EXERCISE AIM: Filter the data below for the string "Network" and copy each matching line.

PROVIDED RECORDS:

* begin *

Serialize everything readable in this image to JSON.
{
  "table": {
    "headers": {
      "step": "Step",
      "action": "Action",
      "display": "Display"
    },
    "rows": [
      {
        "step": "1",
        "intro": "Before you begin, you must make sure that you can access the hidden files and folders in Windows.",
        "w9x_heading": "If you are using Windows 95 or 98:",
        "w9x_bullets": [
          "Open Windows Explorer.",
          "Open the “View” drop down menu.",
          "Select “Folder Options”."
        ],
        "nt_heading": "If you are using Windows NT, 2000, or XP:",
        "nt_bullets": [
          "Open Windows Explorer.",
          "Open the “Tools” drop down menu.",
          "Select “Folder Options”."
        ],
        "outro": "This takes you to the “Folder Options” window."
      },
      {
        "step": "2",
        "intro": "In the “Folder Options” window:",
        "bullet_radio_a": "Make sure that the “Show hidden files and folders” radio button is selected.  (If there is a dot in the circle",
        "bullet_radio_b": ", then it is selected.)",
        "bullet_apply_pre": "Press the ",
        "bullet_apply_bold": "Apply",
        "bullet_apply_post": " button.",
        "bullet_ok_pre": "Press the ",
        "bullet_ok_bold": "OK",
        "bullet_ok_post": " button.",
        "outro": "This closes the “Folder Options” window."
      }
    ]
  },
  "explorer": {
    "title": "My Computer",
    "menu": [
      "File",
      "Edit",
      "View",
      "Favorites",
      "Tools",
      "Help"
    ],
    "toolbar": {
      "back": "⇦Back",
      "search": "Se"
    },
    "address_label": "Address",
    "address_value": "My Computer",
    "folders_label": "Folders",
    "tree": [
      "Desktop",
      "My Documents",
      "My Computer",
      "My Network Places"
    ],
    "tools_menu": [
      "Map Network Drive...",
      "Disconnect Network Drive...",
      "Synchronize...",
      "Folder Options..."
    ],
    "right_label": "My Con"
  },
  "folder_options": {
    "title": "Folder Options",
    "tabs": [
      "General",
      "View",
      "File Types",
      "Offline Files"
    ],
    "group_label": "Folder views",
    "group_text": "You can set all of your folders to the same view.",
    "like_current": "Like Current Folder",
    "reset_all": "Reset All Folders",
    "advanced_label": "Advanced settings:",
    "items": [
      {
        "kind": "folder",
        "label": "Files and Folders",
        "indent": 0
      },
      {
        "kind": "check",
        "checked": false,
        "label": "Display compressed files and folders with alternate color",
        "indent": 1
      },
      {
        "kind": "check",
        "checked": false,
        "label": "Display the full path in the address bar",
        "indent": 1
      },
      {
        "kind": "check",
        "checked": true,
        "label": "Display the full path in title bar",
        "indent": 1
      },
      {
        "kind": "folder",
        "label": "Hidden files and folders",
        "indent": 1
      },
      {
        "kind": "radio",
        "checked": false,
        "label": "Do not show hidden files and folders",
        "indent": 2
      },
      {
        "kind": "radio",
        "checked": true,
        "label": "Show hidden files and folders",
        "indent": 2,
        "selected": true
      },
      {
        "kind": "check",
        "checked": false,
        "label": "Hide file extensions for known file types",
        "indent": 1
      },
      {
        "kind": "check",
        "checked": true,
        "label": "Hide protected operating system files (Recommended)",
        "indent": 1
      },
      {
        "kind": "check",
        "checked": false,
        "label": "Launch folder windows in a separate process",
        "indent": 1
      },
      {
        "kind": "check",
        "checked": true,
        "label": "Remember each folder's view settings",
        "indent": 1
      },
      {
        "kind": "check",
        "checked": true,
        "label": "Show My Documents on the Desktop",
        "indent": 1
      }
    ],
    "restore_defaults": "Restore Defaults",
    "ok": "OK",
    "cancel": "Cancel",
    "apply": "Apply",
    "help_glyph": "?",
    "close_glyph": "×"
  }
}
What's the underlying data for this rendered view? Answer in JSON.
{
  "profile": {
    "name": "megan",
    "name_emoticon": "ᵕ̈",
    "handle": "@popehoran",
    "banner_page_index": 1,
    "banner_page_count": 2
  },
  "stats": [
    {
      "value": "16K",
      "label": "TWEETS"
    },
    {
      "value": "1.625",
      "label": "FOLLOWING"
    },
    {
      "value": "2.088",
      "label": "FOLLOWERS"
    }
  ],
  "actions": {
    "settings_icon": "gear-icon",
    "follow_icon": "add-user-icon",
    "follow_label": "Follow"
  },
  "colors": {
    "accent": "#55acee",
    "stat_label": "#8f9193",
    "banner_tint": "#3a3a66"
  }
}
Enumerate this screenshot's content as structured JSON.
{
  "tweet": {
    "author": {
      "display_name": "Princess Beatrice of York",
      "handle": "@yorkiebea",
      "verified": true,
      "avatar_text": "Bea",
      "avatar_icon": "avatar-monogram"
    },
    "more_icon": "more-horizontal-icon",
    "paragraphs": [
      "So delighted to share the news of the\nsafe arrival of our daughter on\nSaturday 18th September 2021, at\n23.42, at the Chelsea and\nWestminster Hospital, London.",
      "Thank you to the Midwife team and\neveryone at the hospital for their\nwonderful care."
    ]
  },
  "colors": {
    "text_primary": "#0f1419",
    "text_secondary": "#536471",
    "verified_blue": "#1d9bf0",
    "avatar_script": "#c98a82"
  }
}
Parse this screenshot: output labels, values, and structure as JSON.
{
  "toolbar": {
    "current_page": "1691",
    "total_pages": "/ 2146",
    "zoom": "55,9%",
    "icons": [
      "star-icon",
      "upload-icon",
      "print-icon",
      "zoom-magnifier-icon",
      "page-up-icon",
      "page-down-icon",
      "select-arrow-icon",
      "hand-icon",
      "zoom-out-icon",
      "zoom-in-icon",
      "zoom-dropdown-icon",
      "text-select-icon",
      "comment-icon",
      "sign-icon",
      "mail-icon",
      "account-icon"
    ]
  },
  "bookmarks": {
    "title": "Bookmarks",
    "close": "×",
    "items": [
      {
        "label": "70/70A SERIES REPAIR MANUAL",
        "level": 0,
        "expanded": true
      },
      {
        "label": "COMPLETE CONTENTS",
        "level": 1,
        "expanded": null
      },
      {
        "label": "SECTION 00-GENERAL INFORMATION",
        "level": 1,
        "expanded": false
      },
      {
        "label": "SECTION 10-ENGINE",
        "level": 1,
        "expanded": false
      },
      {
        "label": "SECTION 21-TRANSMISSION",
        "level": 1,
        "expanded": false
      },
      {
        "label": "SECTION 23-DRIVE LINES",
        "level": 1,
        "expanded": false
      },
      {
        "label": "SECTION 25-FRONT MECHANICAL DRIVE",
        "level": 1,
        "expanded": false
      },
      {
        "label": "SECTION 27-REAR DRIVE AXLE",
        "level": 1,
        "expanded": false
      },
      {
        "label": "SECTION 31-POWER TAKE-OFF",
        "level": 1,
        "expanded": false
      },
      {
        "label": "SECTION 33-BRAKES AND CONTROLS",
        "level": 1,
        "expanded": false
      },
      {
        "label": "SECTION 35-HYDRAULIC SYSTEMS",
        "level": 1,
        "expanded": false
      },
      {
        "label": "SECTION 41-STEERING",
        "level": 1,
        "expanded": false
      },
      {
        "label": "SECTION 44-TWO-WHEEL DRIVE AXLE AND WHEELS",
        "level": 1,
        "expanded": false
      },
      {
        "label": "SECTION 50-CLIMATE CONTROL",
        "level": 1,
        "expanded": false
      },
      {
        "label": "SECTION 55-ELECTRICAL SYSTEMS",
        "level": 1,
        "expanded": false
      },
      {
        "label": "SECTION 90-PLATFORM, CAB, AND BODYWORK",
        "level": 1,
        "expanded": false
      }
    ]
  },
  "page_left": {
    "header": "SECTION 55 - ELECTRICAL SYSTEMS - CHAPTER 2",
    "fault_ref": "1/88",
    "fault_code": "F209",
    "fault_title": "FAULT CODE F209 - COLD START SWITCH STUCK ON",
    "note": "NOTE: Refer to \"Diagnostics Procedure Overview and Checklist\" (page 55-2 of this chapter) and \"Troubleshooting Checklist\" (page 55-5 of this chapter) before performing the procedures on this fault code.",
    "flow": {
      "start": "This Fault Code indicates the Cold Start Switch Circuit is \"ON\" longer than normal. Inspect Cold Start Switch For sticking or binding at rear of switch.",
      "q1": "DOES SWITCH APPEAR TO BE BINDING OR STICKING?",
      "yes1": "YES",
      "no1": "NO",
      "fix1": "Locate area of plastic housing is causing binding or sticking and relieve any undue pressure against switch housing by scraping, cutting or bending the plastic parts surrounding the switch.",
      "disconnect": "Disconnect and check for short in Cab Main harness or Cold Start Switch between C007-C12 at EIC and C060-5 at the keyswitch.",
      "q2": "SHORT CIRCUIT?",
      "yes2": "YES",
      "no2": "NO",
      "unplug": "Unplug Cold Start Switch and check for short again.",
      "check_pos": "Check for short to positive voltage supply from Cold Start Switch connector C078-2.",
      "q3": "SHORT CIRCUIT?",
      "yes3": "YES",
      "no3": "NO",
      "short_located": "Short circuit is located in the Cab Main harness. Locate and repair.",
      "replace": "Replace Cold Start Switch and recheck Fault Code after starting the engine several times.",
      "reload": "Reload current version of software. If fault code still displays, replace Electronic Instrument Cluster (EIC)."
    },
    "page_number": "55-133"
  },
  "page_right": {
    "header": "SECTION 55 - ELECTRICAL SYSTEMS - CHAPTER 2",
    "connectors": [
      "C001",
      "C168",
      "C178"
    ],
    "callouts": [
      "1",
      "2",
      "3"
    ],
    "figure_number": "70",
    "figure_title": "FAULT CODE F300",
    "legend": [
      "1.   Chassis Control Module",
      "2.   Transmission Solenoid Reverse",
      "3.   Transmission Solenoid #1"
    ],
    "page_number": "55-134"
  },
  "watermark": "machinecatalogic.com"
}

* end *

PROBLEM SOLUTION:
      "My Network Places"
      "Map Network Drive...",
      "Disconnect Network Drive...",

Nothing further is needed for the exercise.